-- Start of DATASET --

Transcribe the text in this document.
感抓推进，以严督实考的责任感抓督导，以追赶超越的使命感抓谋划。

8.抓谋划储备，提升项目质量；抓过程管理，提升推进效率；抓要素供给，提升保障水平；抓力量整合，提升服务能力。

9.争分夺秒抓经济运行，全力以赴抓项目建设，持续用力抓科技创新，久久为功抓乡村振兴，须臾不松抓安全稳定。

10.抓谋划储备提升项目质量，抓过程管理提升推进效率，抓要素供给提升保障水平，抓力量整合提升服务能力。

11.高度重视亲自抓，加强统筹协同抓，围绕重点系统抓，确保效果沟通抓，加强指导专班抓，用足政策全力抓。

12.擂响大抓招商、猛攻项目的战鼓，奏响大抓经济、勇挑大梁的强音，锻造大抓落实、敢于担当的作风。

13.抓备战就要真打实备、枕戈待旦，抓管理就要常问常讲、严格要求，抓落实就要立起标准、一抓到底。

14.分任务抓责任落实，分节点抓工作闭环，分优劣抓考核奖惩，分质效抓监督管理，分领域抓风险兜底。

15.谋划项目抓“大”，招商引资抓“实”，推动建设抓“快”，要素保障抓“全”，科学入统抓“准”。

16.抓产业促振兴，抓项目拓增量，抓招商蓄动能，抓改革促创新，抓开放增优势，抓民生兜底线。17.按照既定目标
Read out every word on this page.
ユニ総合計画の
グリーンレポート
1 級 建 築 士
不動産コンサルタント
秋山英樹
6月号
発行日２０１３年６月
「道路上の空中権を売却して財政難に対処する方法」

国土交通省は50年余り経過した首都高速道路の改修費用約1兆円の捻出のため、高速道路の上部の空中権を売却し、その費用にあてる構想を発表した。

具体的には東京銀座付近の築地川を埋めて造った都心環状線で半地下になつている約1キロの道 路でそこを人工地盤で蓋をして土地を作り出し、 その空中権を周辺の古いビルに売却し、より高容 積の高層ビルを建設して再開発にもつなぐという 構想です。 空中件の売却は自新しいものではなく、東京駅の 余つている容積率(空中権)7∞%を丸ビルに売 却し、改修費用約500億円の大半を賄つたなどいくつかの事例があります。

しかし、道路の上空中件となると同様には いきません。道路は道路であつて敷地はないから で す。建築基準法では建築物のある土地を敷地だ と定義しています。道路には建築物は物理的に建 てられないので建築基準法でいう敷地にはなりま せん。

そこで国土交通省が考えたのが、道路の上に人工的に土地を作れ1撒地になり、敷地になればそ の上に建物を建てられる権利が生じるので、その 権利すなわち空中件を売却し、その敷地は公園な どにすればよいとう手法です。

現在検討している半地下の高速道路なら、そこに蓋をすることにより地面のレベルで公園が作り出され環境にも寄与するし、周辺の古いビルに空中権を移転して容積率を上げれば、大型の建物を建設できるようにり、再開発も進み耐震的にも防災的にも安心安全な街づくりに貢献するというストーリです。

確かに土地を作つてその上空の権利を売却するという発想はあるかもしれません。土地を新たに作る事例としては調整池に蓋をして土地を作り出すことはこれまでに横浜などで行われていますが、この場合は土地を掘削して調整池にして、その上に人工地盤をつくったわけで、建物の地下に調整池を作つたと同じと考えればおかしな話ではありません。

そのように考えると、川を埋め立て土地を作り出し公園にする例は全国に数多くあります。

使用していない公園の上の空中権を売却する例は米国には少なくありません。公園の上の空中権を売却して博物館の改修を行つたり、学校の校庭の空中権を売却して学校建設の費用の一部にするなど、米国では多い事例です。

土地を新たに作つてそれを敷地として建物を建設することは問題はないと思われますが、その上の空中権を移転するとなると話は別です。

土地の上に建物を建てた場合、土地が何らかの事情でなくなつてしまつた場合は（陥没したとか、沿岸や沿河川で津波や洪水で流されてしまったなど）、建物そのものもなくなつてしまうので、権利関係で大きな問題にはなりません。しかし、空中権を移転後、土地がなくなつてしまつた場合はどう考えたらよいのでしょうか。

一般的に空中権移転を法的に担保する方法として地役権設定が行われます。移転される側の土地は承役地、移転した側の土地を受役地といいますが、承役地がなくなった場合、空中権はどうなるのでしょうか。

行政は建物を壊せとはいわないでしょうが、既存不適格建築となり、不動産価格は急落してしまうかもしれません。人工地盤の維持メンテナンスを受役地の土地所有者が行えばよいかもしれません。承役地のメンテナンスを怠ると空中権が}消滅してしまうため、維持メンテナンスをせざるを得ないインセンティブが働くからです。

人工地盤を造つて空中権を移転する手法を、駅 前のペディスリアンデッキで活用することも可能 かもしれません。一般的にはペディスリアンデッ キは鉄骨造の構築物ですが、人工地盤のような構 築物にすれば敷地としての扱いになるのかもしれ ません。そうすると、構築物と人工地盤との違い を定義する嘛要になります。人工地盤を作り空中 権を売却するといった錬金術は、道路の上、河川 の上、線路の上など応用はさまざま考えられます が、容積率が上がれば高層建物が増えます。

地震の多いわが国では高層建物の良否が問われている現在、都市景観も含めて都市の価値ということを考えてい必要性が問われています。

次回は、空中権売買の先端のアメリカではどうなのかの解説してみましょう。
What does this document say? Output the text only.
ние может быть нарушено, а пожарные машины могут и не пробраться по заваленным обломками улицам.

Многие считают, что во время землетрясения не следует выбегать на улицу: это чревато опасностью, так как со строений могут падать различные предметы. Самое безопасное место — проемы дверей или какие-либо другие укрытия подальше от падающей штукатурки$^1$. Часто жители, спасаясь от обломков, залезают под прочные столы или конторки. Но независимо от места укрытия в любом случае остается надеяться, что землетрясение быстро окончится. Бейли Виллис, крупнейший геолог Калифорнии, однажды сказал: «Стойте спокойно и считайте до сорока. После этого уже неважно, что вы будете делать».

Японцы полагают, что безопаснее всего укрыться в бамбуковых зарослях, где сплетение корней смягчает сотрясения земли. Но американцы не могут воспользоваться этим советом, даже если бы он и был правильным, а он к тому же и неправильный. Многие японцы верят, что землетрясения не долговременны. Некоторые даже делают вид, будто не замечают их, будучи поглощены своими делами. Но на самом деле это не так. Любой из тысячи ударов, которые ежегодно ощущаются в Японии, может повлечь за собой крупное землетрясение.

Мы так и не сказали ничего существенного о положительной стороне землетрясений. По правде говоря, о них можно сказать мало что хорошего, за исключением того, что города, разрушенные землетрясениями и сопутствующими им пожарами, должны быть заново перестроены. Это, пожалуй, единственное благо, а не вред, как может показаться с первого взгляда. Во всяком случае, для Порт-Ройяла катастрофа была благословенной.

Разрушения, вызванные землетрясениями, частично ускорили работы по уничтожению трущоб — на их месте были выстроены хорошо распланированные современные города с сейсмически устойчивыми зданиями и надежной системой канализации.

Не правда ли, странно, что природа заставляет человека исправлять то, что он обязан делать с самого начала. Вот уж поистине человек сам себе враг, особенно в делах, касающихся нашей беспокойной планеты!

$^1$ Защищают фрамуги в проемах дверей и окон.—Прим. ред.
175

-- End of DATASET --

◆ REQUEST ◆
Copy every line of the listing where the word "дверей" appears.

◆ ANSWER TO THE EXERCISE ◆
Многие считают, что во время землетрясения не следует выбегать на улицу: это чревато опасностью, так как со строений могут падать различные предметы. Самое безопасное место — проемы дверей или какие-либо другие укрытия подальше от падающей штукатурки$^1$. Часто жители, спасаясь от обломков, залезают под прочные столы или конторки. Но независимо от места укрытия в любом случае остается надеяться, что землетрясение быстро окончится. Бейли Виллис, крупнейший геолог Калифорнии, однажды сказал: «Стойте спокойно и считайте до сорока. После этого уже неважно, что вы будете делать».
$^1$ Защищают фрамуги в проемах дверей и окон.—Прим. ред.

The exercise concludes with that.